PROVIDED PASSAGE -
************

Hackathon discussion

Europe/Zurich

# Wed 21.09.2022 Hackathon chat

Present: SR, OM, AV (notes), SH, ZW, VincentMaillou

Discussion on compilers
- SR made a script for raplab to choose between gfortran 8 and 9
- SH used that on raplab and also tried pizdaint, will send some results when tests completed 
- AV iterating on nvc++ on raplab, fixing linking errors, also installed ccache locally

Discussion on OM modifications to signakin
- Presently sigmakin is one kernel call: it iterates on helicities and calls calculate_wavefunction for each helicity
- First step OM is now doing the first step, making each calculate_wavefunction for a different helicity a different kernel
 > AV ok so old model for memory access was each thread asks "which event am I?", new model is "which event and helicity am I?"
 > OM we need to do sum of all helicities now, reduce across threads, shared memory?
   VM/SH ideas on how to use shared memory to do this reduction
   AV calculate_wavefunction presently does a "+="... SH not a good idea to do an atomic += on global memory
 > discussion on how to spread these amongst threads and blocks... 
   SH/OM keep all helicities of event in one block if we use shared memory (shared only by threads within a block)
   AV now we have coalesced memory access with different events in the same warp
   OM even better to have different helicities in the same warp, so you access less memory (use shared memory?)
   consensus that we should keep different options open
   AV there is max threads per block 1024... SH/OM we can do a loop if helicities are more than 1024
 > to be understood, are memory access functions ok now?
   [AV a posteriori: we need some changes anyway to kernelAccess functions, one kernel becomes one event and one helicity]
- AV suggest to do the rest in steps
 > Second step is splitting calculate_wavefunction into two kernels: all FFVs, and just color algebra
   This may require also some changes to access functions, but not much (only jamps need to go to global memory)
 > Third step is the splitting of FFVs (and jamp+=) to different very small kernels
   Discussion on FFV and jamp+=, AV suggest to do wrappers (one wrapper is one kernel, does one FFV and also one jamp+=)
   Discussion on thread divergence, AV now it will no longer be 100%, how to measure? VM ask the profiler channel (*)
 > SR cuda graph? AV suggest as a fourth step... you can do the previous one also without cuda graphs
   After all calculate_wavefunction now is already a graph, it calls O(1000) FFVs in a given order

AV we should introduce some timing of color algebra in cudacpp
OM show draft new paper with Lifson, reducing color algebra timing (in fortran) by x2 or more
using algebra of permutations (reduce caclculations by accessing permutations of previously computed).

************

RECORDS SUPPLIED -
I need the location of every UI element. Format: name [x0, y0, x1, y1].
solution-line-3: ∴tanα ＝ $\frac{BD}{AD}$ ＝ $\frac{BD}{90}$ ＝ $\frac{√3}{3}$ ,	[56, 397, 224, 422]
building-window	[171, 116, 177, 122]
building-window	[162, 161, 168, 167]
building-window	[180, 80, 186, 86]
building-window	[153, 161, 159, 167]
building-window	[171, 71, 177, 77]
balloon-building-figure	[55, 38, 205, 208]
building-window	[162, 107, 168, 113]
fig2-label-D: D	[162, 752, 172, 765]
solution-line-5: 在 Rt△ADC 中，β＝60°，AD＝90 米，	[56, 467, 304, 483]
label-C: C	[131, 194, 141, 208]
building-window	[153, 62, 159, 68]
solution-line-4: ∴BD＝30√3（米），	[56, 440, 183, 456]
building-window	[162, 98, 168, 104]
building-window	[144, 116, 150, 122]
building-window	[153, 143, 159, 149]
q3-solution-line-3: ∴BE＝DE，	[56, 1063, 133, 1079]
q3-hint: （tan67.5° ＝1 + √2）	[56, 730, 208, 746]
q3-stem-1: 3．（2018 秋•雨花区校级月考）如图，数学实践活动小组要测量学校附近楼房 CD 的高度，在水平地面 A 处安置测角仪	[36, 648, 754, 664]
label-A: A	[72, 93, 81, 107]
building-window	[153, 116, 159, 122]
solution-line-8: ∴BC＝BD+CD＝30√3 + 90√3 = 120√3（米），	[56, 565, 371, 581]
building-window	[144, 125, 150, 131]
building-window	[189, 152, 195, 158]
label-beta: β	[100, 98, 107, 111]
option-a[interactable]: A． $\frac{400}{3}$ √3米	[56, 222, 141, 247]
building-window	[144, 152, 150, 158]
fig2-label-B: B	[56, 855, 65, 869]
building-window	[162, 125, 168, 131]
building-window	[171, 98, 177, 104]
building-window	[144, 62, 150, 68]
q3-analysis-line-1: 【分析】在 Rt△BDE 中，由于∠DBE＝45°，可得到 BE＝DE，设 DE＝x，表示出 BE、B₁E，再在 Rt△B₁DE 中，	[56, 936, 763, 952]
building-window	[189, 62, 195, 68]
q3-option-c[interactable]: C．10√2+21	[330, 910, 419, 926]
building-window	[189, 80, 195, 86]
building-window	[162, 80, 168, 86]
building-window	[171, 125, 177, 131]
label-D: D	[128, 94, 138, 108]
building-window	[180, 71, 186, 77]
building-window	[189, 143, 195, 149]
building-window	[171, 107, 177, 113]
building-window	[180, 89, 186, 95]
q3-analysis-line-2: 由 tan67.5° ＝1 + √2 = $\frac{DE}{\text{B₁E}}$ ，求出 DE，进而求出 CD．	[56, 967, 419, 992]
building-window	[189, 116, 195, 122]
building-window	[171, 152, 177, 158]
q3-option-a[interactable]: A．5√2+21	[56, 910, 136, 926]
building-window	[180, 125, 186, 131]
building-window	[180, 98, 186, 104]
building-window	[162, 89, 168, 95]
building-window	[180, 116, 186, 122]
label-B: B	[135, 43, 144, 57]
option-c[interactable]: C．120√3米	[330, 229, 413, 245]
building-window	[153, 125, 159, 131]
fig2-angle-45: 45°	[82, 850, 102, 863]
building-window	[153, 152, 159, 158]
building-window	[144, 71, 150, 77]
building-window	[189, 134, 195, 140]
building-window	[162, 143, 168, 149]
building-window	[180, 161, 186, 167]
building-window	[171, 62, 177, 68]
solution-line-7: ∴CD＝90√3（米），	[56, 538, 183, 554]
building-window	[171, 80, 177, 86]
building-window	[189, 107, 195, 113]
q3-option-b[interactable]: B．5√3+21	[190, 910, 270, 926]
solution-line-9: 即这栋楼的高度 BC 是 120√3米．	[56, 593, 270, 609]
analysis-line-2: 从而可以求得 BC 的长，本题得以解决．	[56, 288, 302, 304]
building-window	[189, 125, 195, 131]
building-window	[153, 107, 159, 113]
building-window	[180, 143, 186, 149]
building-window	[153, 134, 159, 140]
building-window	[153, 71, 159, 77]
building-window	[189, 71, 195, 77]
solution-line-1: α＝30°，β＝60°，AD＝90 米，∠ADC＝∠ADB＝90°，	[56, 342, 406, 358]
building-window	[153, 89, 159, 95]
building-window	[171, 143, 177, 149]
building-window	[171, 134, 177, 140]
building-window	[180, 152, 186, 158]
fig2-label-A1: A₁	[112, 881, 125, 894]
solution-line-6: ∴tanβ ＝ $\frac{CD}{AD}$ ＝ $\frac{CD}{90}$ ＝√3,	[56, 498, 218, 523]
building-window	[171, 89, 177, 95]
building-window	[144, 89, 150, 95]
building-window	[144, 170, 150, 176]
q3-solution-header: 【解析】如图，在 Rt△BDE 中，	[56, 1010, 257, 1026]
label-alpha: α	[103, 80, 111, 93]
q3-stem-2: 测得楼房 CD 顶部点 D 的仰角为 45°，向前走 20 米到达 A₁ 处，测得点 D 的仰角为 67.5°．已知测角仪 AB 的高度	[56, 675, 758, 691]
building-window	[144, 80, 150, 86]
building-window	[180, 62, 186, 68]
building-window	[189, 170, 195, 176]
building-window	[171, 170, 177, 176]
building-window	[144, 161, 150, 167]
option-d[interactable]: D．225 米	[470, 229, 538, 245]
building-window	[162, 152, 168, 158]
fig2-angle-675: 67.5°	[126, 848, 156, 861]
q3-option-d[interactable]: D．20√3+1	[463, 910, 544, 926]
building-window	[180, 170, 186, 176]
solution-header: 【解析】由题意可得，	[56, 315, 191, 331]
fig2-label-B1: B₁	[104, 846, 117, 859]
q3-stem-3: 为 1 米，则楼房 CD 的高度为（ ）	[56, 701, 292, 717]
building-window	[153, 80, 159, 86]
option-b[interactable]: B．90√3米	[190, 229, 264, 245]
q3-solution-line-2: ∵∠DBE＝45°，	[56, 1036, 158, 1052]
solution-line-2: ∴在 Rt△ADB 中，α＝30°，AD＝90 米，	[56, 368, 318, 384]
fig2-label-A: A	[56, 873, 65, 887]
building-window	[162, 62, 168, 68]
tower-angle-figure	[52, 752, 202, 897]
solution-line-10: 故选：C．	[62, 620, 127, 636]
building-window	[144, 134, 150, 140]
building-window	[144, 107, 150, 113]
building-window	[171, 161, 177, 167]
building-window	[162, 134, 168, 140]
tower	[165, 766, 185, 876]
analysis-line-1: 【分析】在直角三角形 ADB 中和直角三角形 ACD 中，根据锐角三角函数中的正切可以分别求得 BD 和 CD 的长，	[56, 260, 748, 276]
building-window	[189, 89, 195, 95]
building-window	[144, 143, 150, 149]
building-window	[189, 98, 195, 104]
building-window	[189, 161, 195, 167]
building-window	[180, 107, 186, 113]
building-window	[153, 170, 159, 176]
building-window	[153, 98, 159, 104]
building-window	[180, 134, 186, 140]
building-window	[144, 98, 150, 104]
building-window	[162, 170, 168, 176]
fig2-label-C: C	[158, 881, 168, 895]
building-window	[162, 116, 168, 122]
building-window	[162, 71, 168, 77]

************

PARTS OF THE EXERCISE -
1) Using the hackathon notes, decide whether each statement holds: (a) SR wrote a script for raplab that picks between gfortran 8 and 9; (b) the maximum number of threads per block is given as 512; (c) OM's draft paper reduces color algebra timing in fortran by x2 or more. Answer yes or no for each, quoting the words of the notes that settle it.
2) Please reproduce the entries from the first line up to and including the line with "62, 195, 68]", word for word.
The hackathon notes and the entries come from unrelated sources.

TASK RESULTS -
1)
(a) Yes: "SR made a script for raplab to choose between gfortran 8 and 9"
(b) No: "there is max threads per block 1024"
(c) Yes: "reducing color algebra timing (in fortran) by x2 or more"

2)
I need the location of every UI element. Format: name [x0, y0, x1, y1].
solution-line-3: ∴tanα ＝ $\frac{BD}{AD}$ ＝ $\frac{BD}{90}$ ＝ $\frac{√3}{3}$ ,	[56, 397, 224, 422]
building-window	[171, 116, 177, 122]
building-window	[162, 161, 168, 167]
building-window	[180, 80, 186, 86]
building-window	[153, 161, 159, 167]
building-window	[171, 71, 177, 77]
balloon-building-figure	[55, 38, 205, 208]
building-window	[162, 107, 168, 113]
fig2-label-D: D	[162, 752, 172, 765]
solution-line-5: 在 Rt△ADC 中，β＝60°，AD＝90 米，	[56, 467, 304, 483]
label-C: C	[131, 194, 141, 208]
building-window	[153, 62, 159, 68]
solution-line-4: ∴BD＝30√3（米），	[56, 440, 183, 456]
building-window	[162, 98, 168, 104]
building-window	[144, 116, 150, 122]
building-window	[153, 143, 159, 149]
q3-solution-line-3: ∴BE＝DE，	[56, 1063, 133, 1079]
q3-hint: （tan67.5° ＝1 + √2）	[56, 730, 208, 746]
q3-stem-1: 3．（2018 秋•雨花区校级月考）如图，数学实践活动小组要测量学校附近楼房 CD 的高度，在水平地面 A 处安置测角仪	[36, 648, 754, 664]
label-A: A	[72, 93, 81, 107]
building-window	[153, 116, 159, 122]
solution-line-8: ∴BC＝BD+CD＝30√3 + 90√3 = 120√3（米），	[56, 565, 371, 581]
building-window	[144, 125, 150, 131]
building-window	[189, 152, 195, 158]
label-beta: β	[100, 98, 107, 111]
option-a[interactable]: A． $\frac{400}{3}$ √3米	[56, 222, 141, 247]
building-window	[144, 152, 150, 158]
fig2-label-B: B	[56, 855, 65, 869]
building-window	[162, 125, 168, 131]
building-window	[171, 98, 177, 104]
building-window	[144, 62, 150, 68]
q3-analysis-line-1: 【分析】在 Rt△BDE 中，由于∠DBE＝45°，可得到 BE＝DE，设 DE＝x，表示出 BE、B₁E，再在 Rt△B₁DE 中，	[56, 936, 763, 952]
building-window	[189, 62, 195, 68]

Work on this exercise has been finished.